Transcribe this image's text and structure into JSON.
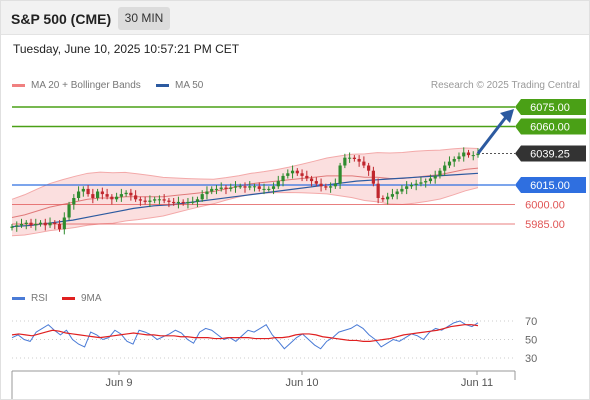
{
  "header": {
    "instrument": "S&P 500 (CME)",
    "timeframe": "30 MIN"
  },
  "timestamp": "Tuesday, June 10, 2025 10:57:21 PM CET",
  "legend": {
    "bb": {
      "label": "MA 20 + Bollinger Bands",
      "color": "#f08080"
    },
    "ma50": {
      "label": "MA 50",
      "color": "#2c5aa0"
    }
  },
  "credit": "Research © 2025 Trading Central",
  "rsi_legend": {
    "rsi": {
      "label": "RSI",
      "color": "#4a7bd6"
    },
    "ma": {
      "label": "9MA",
      "color": "#e02020"
    }
  },
  "colors": {
    "up": "#2e8b2e",
    "down": "#c0262d",
    "resistance": "#4aa016",
    "pivot": "#2f6fe0",
    "support": "#e05555",
    "last": "#333333",
    "arrow": "#2c5aa0"
  },
  "chart_data": [
    {
      "type": "candlestick",
      "title": "S&P 500 (CME)",
      "x_tick_labels": [
        "Jun 9",
        "Jun 10",
        "Jun 11"
      ],
      "y_range": [
        5960,
        6090
      ],
      "price_levels": [
        {
          "label": "6075.00",
          "value": 6075,
          "kind": "resistance"
        },
        {
          "label": "6060.00",
          "value": 6060,
          "kind": "resistance"
        },
        {
          "label": "6039.25",
          "value": 6039.25,
          "kind": "last"
        },
        {
          "label": "6015.00",
          "value": 6015,
          "kind": "pivot"
        },
        {
          "label": "6000.00",
          "value": 6000,
          "kind": "support"
        },
        {
          "label": "5985.00",
          "value": 5985,
          "kind": "support"
        }
      ],
      "close": [
        5983,
        5984,
        5985,
        5986,
        5984,
        5985,
        5986,
        5984,
        5986,
        5985,
        5981,
        5990,
        6000,
        6005,
        6010,
        6012,
        6008,
        6005,
        6010,
        6008,
        6006,
        6004,
        6006,
        6008,
        6009,
        6007,
        6004,
        6003,
        6002,
        6003,
        6004,
        6004,
        6003,
        6002,
        6001,
        6002,
        6001,
        6002,
        6002,
        6004,
        6008,
        6010,
        6012,
        6012,
        6013,
        6012,
        6013,
        6014,
        6014,
        6013,
        6014,
        6014,
        6012,
        6012,
        6012,
        6014,
        6018,
        6022,
        6024,
        6026,
        6024,
        6022,
        6020,
        6018,
        6016,
        6014,
        6013,
        6014,
        6016,
        6030,
        6036,
        6036,
        6035,
        6033,
        6030,
        6026,
        6016,
        6005,
        6004,
        6006,
        6008,
        6010,
        6012,
        6014,
        6015,
        6016,
        6017,
        6018,
        6020,
        6022,
        6026,
        6030,
        6033,
        6035,
        6037,
        6040,
        6038,
        6038,
        6039.25
      ],
      "ma20_estimate": [
        5990,
        5992,
        5995,
        5998,
        6000,
        6002,
        6004,
        6005,
        6005,
        6006,
        6006,
        6006,
        6006,
        6007,
        6008,
        6009,
        6010,
        6012,
        6014,
        6016,
        6017,
        6018,
        6019,
        6020,
        6021,
        6022,
        6022,
        6022,
        6021,
        6021,
        6020,
        6020,
        6021,
        6022,
        6023,
        6025,
        6027,
        6028
      ],
      "ma50_estimate": [
        5983,
        5984,
        5986,
        5988,
        5991,
        5994,
        5997,
        5999,
        6000,
        6002,
        6004,
        6006,
        6008,
        6010,
        6012,
        6014,
        6016,
        6018,
        6019,
        6020,
        6021,
        6022,
        6023,
        6024
      ],
      "arrow_target": 6075
    },
    {
      "type": "line",
      "title": "RSI",
      "y_tick_labels": [
        "70",
        "50",
        "30"
      ],
      "y_range": [
        20,
        80
      ],
      "series": [
        {
          "name": "RSI",
          "values": [
            52,
            55,
            50,
            48,
            58,
            62,
            66,
            60,
            55,
            60,
            50,
            45,
            42,
            58,
            55,
            50,
            52,
            60,
            56,
            48,
            45,
            60,
            58,
            55,
            50,
            53,
            56,
            60,
            57,
            50,
            46,
            58,
            62,
            60,
            55,
            50,
            52,
            48,
            54,
            60,
            58,
            62,
            66,
            55,
            48,
            40,
            46,
            52,
            56,
            50,
            44,
            40,
            48,
            52,
            58,
            60,
            62,
            66,
            62,
            55,
            50,
            42,
            46,
            50,
            48,
            52,
            56,
            54,
            50,
            58,
            62,
            60,
            64,
            68,
            70,
            66,
            64,
            68
          ]
        },
        {
          "name": "9MA",
          "values": [
            55,
            56,
            55,
            54,
            56,
            58,
            60,
            59,
            57,
            56,
            55,
            54,
            53,
            52,
            53,
            54,
            55,
            56,
            57,
            56,
            55,
            55,
            54,
            54,
            54,
            53,
            53,
            52,
            52,
            52,
            51,
            51,
            52,
            52,
            52,
            52,
            51,
            51,
            51,
            52,
            52,
            53,
            55,
            56,
            56,
            55,
            53,
            52,
            51,
            50,
            49,
            49,
            48,
            48,
            49,
            50,
            51,
            53,
            55,
            56,
            57,
            58,
            59,
            60,
            62,
            64,
            65,
            66,
            66,
            65
          ]
        }
      ]
    }
  ]
}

· · ·

* _WHAT IS ASKED_
Will you restate every entry word for word and omit the images?

* _REPLY TO THE TASK_
Transcribe this image's text and structure into JSON.
{
  "header": {
    "instrument": "S&P 500 (CME)",
    "timeframe": "30 MIN"
  },
  "timestamp": "Tuesday, June 10, 2025 10:57:21 PM CET",
  "legend": {
    "bb": {
      "label": "MA 20 + Bollinger Bands",
      "color": "#f08080"
    },
    "ma50": {
      "label": "MA 50",
      "color": "#2c5aa0"
    }
  },
  "credit": "Research © 2025 Trading Central",
  "rsi_legend": {
    "rsi": {
      "label": "RSI",
      "color": "#4a7bd6"
    },
    "ma": {
      "label": "9MA",
      "color": "#e02020"
    }
  },
  "colors": {
    "up": "#2e8b2e",
    "down": "#c0262d",
    "resistance": "#4aa016",
    "pivot": "#2f6fe0",
    "support": "#e05555",
    "last": "#333333",
    "arrow": "#2c5aa0"
  },
  "chart_data": [
    {
      "type": "candlestick",
      "title": "S&P 500 (CME)",
      "x_tick_labels": [
        "Jun 9",
        "Jun 10",
        "Jun 11"
      ],
      "y_range": [
        5960,
        6090
      ],
      "price_levels": [
        {
          "label": "6075.00",
          "value": 6075,
          "kind": "resistance"
        },
        {
          "label": "6060.00",
          "value": 6060,
          "kind": "resistance"
        },
        {
          "label": "6039.25",
          "value": 6039.25,
          "kind": "last"
        },
        {
          "label": "6015.00",
          "value": 6015,
          "kind": "pivot"
        },
        {
          "label": "6000.00",
          "value": 6000,
          "kind": "support"
        },
        {
          "label": "5985.00",
          "value": 5985,
          "kind": "support"
        }
      ],
      "close": [
        5983,
        5984,
        5985,
        5986,
        5984,
        5985,
        5986,
        5984,
        5986,
        5985,
        5981,
        5990,
        6000,
        6005,
        6010,
        6012,
        6008,
        6005,
        6010,
        6008,
        6006,
        6004,
        6006,
        6008,
        6009,
        6007,
        6004,
        6003,
        6002,
        6003,
        6004,
        6004,
        6003,
        6002,
        6001,
        6002,
        6001,
        6002,
        6002,
        6004,
        6008,
        6010,
        6012,
        6012,
        6013,
        6012,
        6013,
        6014,
        6014,
        6013,
        6014,
        6014,
        6012,
        6012,
        6012,
        6014,
        6018,
        6022,
        6024,
        6026,
        6024,
        6022,
        6020,
        6018,
        6016,
        6014,
        6013,
        6014,
        6016,
        6030,
        6036,
        6036,
        6035,
        6033,
        6030,
        6026,
        6016,
        6005,
        6004,
        6006,
        6008,
        6010,
        6012,
        6014,
        6015,
        6016,
        6017,
        6018,
        6020,
        6022,
        6026,
        6030,
        6033,
        6035,
        6037,
        6040,
        6038,
        6038,
        6039.25
      ],
      "ma20_estimate": [
        5990,
        5992,
        5995,
        5998,
        6000,
        6002,
        6004,
        6005,
        6005,
        6006,
        6006,
        6006,
        6006,
        6007,
        6008,
        6009,
        6010,
        6012,
        6014,
        6016,
        6017,
        6018,
        6019,
        6020,
        6021,
        6022,
        6022,
        6022,
        6021,
        6021,
        6020,
        6020,
        6021,
        6022,
        6023,
        6025,
        6027,
        6028
      ],
      "ma50_estimate": [
        5983,
        5984,
        5986,
        5988,
        5991,
        5994,
        5997,
        5999,
        6000,
        6002,
        6004,
        6006,
        6008,
        6010,
        6012,
        6014,
        6016,
        6018,
        6019,
        6020,
        6021,
        6022,
        6023,
        6024
      ],
      "arrow_target": 6075
    },
    {
      "type": "line",
      "title": "RSI",
      "y_tick_labels": [
        "70",
        "50",
        "30"
      ],
      "y_range": [
        20,
        80
      ],
      "series": [
        {
          "name": "RSI",
          "values": [
            52,
            55,
            50,
            48,
            58,
            62,
            66,
            60,
            55,
            60,
            50,
            45,
            42,
            58,
            55,
            50,
            52,
            60,
            56,
            48,
            45,
            60,
            58,
            55,
            50,
            53,
            56,
            60,
            57,
            50,
            46,
            58,
            62,
            60,
            55,
            50,
            52,
            48,
            54,
            60,
            58,
            62,
            66,
            55,
            48,
            40,
            46,
            52,
            56,
            50,
            44,
            40,
            48,
            52,
            58,
            60,
            62,
            66,
            62,
            55,
            50,
            42,
            46,
            50,
            48,
            52,
            56,
            54,
            50,
            58,
            62,
            60,
            64,
            68,
            70,
            66,
            64,
            68
          ]
        },
        {
          "name": "9MA",
          "values": [
            55,
            56,
            55,
            54,
            56,
            58,
            60,
            59,
            57,
            56,
            55,
            54,
            53,
            52,
            53,
            54,
            55,
            56,
            57,
            56,
            55,
            55,
            54,
            54,
            54,
            53,
            53,
            52,
            52,
            52,
            51,
            51,
            52,
            52,
            52,
            52,
            51,
            51,
            51,
            52,
            52,
            53,
            55,
            56,
            56,
            55,
            53,
            52,
            51,
            50,
            49,
            49,
            48,
            48,
            49,
            50,
            51,
            53,
            55,
            56,
            57,
            58,
            59,
            60,
            62,
            64,
            65,
            66,
            66,
            65
          ]
        }
      ]
    }
  ]
}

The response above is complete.